MATERIAL PROVIDED:
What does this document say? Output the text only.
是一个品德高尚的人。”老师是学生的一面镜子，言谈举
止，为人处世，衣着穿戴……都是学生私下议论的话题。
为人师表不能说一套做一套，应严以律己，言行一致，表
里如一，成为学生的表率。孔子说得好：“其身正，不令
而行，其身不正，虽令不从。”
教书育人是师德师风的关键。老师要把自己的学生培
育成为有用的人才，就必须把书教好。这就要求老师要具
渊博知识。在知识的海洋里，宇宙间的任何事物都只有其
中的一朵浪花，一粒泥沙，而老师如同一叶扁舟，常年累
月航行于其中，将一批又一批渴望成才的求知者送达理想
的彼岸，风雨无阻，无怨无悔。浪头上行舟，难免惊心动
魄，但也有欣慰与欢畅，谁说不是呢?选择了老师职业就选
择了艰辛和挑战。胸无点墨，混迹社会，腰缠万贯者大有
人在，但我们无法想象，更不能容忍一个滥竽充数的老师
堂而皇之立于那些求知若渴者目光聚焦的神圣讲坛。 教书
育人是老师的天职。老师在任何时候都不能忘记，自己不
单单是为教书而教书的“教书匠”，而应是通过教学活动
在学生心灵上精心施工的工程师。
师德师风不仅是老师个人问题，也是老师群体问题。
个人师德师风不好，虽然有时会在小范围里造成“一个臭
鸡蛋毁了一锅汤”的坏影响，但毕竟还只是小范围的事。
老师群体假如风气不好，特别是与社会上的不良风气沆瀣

REQUIRED TASK:
Each line of the listing should be echoed back exactly.

WRITTEN SOLUTION:
What does this document say? Output the text only.
是一个品德高尚的人。”老师是学生的一面镜子，言谈举
止，为人处世，衣着穿戴……都是学生私下议论的话题。
为人师表不能说一套做一套，应严以律己，言行一致，表
里如一，成为学生的表率。孔子说得好：“其身正，不令
而行，其身不正，虽令不从。”
教书育人是师德师风的关键。老师要把自己的学生培
育成为有用的人才，就必须把书教好。这就要求老师要具
渊博知识。在知识的海洋里，宇宙间的任何事物都只有其
中的一朵浪花，一粒泥沙，而老师如同一叶扁舟，常年累
月航行于其中，将一批又一批渴望成才的求知者送达理想
的彼岸，风雨无阻，无怨无悔。浪头上行舟，难免惊心动
魄，但也有欣慰与欢畅，谁说不是呢?选择了老师职业就选
择了艰辛和挑战。胸无点墨，混迹社会，腰缠万贯者大有
人在，但我们无法想象，更不能容忍一个滥竽充数的老师
堂而皇之立于那些求知若渴者目光聚焦的神圣讲坛。 教书
育人是老师的天职。老师在任何时候都不能忘记，自己不
单单是为教书而教书的“教书匠”，而应是通过教学活动
在学生心灵上精心施工的工程师。
师德师风不仅是老师个人问题，也是老师群体问题。
个人师德师风不好，虽然有时会在小范围里造成“一个臭
鸡蛋毁了一锅汤”的坏影响，但毕竟还只是小范围的事。
老师群体假如风气不好，特别是与社会上的不良风气沆瀣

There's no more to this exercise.